What is required ▸ Quote the full listing word for word.

== Given data ==

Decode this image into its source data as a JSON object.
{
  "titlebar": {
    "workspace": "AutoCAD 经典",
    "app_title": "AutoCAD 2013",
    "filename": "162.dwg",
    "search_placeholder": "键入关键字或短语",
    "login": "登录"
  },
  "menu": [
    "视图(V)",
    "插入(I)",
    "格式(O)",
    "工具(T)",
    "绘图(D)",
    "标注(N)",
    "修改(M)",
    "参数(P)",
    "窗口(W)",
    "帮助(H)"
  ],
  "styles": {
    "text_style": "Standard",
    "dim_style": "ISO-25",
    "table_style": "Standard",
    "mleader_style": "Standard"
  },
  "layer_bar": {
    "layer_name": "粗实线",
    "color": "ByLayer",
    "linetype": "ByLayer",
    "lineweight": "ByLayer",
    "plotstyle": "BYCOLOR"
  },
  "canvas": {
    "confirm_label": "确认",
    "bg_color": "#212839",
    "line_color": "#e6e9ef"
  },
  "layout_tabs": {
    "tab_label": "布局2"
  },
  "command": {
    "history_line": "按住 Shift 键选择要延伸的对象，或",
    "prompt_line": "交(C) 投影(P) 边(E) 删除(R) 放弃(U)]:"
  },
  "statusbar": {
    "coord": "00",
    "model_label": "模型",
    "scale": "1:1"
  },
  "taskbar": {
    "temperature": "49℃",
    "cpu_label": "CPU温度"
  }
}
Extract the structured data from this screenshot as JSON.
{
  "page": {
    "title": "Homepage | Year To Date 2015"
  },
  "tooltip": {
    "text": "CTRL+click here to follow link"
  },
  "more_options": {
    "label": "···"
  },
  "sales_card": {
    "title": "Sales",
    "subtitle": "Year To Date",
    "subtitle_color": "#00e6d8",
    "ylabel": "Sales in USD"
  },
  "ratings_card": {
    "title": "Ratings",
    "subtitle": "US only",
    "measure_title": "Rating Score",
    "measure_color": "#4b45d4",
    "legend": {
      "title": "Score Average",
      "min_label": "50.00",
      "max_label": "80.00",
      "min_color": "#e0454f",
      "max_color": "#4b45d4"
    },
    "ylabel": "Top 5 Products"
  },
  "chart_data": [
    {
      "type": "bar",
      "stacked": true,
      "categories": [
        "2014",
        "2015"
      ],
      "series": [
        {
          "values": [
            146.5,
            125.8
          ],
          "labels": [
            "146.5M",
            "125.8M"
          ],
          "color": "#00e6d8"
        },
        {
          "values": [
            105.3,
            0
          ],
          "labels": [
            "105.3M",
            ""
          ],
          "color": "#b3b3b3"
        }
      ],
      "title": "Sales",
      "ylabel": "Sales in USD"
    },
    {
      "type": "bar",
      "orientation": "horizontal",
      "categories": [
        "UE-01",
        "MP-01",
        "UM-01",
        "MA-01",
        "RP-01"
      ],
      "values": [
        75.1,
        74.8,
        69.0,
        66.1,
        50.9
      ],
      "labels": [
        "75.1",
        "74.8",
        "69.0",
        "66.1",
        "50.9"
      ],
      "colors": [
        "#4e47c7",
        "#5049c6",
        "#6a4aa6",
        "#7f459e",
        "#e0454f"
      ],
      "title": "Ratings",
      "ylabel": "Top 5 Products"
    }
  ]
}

===

Solution to this problem ▸
Decode this image into its source data as a JSON object.
{
  "titlebar": {
    "workspace": "AutoCAD 经典",
    "app_title": "AutoCAD 2013",
    "filename": "162.dwg",
    "search_placeholder": "键入关键字或短语",
    "login": "登录"
  },
  "menu": [
    "视图(V)",
    "插入(I)",
    "格式(O)",
    "工具(T)",
    "绘图(D)",
    "标注(N)",
    "修改(M)",
    "参数(P)",
    "窗口(W)",
    "帮助(H)"
  ],
  "styles": {
    "text_style": "Standard",
    "dim_style": "ISO-25",
    "table_style": "Standard",
    "mleader_style": "Standard"
  },
  "layer_bar": {
    "layer_name": "粗实线",
    "color": "ByLayer",
    "linetype": "ByLayer",
    "lineweight": "ByLayer",
    "plotstyle": "BYCOLOR"
  },
  "canvas": {
    "confirm_label": "确认",
    "bg_color": "#212839",
    "line_color": "#e6e9ef"
  },
  "layout_tabs": {
    "tab_label": "布局2"
  },
  "command": {
    "history_line": "按住 Shift 键选择要延伸的对象，或",
    "prompt_line": "交(C) 投影(P) 边(E) 删除(R) 放弃(U)]:"
  },
  "statusbar": {
    "coord": "00",
    "model_label": "模型",
    "scale": "1:1"
  },
  "taskbar": {
    "temperature": "49℃",
    "cpu_label": "CPU温度"
  }
}
Extract the structured data from this screenshot as JSON.
{
  "page": {
    "title": "Homepage | Year To Date 2015"
  },
  "tooltip": {
    "text": "CTRL+click here to follow link"
  },
  "more_options": {
    "label": "···"
  },
  "sales_card": {
    "title": "Sales",
    "subtitle": "Year To Date",
    "subtitle_color": "#00e6d8",
    "ylabel": "Sales in USD"
  },
  "ratings_card": {
    "title": "Ratings",
    "subtitle": "US only",
    "measure_title": "Rating Score",
    "measure_color": "#4b45d4",
    "legend": {
      "title": "Score Average",
      "min_label": "50.00",
      "max_label": "80.00",
      "min_color": "#e0454f",
      "max_color": "#4b45d4"
    },
    "ylabel": "Top 5 Products"
  },
  "chart_data": [
    {
      "type": "bar",
      "stacked": true,
      "categories": [
        "2014",
        "2015"
      ],
      "series": [
        {
          "values": [
            146.5,
            125.8
          ],
          "labels": [
            "146.5M",
            "125.8M"
          ],
          "color": "#00e6d8"
        },
        {
          "values": [
            105.3,
            0
          ],
          "labels": [
            "105.3M",
            ""
          ],
          "color": "#b3b3b3"
        }
      ],
      "title": "Sales",
      "ylabel": "Sales in USD"
    },
    {
      "type": "bar",
      "orientation": "horizontal",
      "categories": [
        "UE-01",
        "MP-01",
        "UM-01",
        "MA-01",
        "RP-01"
      ],
      "values": [
        75.1,
        74.8,
        69.0,
        66.1,
        50.9
      ],
      "labels": [
        "75.1",
        "74.8",
        "69.0",
        "66.1",
        "50.9"
      ],
      "colors": [
        "#4e47c7",
        "#5049c6",
        "#6a4aa6",
        "#7f459e",
        "#e0454f"
      ],
      "title": "Ratings",
      "ylabel": "Top 5 Products"
    }
  ]
}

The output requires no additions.